**Objective:** State how many lines include "zarządzenia", giving the number by itself.

** BEGIN Data rows **

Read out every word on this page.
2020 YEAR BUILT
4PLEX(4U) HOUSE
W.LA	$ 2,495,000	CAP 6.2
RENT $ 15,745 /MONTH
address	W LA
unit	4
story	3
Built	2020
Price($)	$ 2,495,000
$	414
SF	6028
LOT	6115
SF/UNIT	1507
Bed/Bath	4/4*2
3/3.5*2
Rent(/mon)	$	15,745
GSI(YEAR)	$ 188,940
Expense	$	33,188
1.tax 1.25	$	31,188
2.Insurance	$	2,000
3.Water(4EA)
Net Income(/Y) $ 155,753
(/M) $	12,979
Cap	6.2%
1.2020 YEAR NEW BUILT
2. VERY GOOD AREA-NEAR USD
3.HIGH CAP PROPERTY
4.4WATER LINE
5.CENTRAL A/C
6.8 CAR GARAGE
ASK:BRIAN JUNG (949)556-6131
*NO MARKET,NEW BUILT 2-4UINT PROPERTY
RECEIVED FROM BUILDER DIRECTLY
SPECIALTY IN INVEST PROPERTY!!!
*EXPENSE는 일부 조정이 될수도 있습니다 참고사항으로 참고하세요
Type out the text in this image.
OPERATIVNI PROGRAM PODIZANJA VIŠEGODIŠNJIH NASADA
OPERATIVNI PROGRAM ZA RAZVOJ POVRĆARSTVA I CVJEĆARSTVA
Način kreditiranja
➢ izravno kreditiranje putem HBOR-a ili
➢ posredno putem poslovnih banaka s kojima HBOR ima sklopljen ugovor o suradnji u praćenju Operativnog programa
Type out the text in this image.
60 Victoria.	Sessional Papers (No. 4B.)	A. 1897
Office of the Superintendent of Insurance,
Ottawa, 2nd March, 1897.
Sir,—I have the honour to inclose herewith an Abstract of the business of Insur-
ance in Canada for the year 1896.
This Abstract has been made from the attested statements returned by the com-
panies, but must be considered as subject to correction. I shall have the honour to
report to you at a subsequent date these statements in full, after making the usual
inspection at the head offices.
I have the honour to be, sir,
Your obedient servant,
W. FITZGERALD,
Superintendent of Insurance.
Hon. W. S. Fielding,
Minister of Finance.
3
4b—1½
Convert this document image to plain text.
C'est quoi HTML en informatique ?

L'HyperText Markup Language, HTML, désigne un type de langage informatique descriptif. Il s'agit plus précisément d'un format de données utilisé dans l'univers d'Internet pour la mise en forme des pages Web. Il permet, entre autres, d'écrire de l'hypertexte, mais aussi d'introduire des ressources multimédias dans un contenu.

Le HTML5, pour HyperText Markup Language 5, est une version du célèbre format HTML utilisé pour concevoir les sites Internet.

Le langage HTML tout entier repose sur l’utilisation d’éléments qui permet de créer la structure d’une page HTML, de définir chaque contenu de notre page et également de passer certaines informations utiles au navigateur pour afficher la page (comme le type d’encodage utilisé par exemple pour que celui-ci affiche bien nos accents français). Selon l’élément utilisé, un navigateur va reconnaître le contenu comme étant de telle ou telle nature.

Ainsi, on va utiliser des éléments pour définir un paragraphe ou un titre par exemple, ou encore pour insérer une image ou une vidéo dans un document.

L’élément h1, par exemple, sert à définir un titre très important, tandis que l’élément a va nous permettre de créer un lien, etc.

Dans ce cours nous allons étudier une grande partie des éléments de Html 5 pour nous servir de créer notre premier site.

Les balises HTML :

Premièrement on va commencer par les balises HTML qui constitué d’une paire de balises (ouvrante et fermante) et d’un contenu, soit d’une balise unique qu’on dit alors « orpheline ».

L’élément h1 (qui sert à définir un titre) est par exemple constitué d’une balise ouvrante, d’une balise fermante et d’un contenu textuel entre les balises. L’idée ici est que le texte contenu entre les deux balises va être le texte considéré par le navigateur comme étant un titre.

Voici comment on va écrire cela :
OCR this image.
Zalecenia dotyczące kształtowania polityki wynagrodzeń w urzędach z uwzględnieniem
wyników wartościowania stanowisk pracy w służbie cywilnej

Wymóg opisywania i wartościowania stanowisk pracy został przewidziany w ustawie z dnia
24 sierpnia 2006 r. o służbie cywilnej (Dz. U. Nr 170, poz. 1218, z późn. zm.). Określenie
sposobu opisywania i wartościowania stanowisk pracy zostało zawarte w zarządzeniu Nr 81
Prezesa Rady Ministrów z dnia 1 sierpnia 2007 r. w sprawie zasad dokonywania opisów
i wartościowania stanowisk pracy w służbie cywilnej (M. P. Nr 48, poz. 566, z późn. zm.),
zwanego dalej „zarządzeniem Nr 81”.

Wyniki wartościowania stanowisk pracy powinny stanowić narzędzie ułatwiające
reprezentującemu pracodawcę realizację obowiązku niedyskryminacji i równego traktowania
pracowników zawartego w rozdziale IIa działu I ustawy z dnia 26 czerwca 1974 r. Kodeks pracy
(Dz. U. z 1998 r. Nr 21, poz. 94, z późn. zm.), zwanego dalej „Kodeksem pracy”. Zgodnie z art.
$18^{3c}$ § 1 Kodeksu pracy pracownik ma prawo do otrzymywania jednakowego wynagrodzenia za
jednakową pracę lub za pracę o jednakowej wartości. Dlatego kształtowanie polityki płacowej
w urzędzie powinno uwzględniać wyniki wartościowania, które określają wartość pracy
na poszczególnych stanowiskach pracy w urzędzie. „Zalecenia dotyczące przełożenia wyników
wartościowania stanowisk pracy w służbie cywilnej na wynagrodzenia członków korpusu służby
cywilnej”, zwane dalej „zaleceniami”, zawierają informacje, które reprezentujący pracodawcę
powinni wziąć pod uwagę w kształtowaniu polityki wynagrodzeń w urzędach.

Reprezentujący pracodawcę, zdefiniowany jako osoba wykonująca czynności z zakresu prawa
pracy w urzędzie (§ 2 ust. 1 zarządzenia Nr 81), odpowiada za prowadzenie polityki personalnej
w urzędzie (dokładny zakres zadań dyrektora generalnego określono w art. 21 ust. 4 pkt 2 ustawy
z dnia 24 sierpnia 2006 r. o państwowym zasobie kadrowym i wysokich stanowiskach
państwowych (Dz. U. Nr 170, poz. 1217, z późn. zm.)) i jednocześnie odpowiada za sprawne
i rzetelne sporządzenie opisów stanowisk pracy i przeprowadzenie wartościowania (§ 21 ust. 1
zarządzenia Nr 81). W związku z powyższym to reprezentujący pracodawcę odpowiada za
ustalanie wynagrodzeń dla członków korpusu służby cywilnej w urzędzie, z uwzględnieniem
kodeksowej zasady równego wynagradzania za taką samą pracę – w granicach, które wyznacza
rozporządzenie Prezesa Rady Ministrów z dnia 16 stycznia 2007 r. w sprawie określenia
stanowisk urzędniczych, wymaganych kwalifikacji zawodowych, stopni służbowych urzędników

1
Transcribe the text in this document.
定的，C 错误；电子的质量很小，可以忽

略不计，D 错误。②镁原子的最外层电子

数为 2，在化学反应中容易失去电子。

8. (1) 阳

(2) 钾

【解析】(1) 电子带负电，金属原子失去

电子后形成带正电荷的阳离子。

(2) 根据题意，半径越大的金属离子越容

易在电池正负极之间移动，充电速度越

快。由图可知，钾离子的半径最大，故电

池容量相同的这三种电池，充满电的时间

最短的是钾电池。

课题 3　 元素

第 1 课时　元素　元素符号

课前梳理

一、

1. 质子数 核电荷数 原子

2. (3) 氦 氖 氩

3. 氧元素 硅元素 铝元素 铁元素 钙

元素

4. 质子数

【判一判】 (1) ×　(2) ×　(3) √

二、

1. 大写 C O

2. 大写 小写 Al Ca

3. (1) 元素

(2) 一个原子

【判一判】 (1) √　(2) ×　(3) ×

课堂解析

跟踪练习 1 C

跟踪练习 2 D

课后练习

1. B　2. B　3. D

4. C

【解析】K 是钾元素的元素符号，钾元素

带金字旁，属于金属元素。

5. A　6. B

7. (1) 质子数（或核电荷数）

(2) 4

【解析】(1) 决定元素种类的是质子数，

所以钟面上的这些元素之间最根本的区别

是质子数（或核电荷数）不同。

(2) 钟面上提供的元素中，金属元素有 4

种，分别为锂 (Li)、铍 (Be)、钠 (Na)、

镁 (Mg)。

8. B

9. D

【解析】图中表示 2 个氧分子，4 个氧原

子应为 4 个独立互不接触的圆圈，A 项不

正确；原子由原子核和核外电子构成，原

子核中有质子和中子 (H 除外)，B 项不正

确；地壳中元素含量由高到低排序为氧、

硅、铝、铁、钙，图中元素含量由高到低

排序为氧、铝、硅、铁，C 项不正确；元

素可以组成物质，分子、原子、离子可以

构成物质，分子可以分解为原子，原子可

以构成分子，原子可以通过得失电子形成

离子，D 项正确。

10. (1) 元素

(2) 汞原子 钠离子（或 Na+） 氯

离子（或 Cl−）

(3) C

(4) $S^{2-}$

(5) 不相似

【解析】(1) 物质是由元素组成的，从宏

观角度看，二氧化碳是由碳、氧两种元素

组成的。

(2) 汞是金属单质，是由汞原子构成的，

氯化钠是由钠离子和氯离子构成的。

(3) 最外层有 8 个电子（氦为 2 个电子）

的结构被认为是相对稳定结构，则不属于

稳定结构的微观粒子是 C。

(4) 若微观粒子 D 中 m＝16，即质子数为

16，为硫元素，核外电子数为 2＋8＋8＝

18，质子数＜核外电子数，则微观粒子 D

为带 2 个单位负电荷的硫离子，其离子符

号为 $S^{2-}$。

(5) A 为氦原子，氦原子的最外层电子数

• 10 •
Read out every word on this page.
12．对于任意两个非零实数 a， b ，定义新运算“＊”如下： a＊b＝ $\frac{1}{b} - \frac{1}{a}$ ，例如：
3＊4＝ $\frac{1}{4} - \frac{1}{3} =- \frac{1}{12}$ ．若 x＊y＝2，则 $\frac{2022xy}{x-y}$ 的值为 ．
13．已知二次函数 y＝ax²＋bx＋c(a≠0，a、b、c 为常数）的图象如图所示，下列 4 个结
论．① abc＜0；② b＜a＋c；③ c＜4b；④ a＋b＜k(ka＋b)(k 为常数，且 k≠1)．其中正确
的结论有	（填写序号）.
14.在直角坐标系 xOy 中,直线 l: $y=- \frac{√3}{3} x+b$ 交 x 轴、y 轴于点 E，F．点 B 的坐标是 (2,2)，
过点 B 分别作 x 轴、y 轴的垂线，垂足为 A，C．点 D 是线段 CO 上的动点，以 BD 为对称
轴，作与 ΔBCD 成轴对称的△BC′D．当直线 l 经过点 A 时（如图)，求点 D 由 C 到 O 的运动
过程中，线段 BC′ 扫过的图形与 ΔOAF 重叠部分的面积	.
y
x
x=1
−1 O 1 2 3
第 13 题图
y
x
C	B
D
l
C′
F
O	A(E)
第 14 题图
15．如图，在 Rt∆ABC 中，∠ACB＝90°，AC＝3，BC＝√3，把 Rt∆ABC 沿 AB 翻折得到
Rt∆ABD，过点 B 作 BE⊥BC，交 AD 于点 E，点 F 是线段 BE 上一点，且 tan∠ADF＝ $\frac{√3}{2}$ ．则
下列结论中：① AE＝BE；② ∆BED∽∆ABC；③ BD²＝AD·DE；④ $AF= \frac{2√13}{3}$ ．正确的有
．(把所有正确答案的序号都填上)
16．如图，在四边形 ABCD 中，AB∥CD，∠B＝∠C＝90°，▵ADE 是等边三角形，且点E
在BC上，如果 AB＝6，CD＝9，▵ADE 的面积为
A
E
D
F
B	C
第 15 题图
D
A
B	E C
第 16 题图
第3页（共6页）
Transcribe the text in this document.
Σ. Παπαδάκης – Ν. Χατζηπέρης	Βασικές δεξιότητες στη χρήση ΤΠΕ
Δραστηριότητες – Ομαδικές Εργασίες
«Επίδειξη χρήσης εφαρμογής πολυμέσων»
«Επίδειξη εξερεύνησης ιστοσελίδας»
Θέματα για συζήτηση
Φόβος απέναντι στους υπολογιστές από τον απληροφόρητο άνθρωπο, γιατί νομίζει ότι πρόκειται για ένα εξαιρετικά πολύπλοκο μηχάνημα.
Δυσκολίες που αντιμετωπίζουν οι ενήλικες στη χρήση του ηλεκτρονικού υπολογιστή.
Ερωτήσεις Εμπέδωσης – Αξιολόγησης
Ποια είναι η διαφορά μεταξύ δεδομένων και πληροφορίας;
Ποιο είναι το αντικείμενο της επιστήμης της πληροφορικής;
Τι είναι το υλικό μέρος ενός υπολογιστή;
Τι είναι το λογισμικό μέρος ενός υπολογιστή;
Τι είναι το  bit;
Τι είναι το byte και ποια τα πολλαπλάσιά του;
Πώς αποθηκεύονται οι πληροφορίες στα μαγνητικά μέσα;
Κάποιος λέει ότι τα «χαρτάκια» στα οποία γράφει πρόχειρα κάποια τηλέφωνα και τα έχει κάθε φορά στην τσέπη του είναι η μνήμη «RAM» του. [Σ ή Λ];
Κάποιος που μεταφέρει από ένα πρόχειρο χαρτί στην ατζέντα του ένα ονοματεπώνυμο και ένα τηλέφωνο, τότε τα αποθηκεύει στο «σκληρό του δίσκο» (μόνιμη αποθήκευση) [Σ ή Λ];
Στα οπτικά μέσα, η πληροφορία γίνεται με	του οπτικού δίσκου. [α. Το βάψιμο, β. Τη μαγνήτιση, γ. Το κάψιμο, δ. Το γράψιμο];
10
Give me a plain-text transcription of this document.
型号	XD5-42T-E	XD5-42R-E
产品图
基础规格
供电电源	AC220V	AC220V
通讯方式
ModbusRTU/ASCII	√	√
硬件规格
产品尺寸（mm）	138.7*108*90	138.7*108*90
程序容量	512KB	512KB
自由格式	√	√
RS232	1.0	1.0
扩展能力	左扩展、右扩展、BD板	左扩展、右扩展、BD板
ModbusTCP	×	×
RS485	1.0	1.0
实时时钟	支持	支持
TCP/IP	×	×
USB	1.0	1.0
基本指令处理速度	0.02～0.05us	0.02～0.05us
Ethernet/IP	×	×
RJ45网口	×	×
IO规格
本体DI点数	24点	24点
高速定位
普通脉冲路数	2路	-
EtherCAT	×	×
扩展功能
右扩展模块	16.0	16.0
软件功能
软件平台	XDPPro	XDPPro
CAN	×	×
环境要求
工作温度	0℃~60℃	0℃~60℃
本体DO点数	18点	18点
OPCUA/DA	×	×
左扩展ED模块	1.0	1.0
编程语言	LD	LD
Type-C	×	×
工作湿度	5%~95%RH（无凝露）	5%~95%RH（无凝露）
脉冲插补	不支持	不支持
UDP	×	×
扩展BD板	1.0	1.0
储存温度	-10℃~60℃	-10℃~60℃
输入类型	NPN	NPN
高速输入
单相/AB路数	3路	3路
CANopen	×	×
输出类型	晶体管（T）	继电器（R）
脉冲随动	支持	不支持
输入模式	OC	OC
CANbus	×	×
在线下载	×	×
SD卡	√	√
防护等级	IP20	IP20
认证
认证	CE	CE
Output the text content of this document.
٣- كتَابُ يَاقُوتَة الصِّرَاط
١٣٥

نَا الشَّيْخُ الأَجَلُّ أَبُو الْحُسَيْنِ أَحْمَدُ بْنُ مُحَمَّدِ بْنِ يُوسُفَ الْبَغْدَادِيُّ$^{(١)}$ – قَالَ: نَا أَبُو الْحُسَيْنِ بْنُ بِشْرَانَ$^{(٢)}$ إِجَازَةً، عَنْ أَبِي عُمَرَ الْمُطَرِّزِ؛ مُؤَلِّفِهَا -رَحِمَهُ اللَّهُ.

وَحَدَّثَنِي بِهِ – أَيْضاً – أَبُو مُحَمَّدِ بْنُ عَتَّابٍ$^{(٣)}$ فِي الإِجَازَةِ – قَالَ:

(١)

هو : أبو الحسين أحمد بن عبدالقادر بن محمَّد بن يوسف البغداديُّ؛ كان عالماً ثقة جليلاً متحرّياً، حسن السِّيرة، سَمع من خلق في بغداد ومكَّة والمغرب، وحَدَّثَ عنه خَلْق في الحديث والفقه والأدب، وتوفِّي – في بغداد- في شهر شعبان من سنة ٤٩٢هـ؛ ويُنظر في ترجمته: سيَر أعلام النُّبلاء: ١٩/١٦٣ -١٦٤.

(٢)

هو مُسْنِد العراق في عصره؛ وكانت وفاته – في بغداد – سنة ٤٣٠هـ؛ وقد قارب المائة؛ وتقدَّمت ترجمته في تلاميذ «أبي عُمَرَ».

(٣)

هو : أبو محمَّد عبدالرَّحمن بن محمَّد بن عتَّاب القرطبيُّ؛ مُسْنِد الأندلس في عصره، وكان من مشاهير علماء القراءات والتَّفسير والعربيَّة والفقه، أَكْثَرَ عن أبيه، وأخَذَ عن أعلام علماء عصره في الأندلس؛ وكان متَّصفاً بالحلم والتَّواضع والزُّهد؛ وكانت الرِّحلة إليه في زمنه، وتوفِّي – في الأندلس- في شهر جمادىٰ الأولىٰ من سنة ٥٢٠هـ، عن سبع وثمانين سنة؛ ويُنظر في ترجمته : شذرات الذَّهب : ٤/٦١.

** END Data rows **

**The completed task:** 2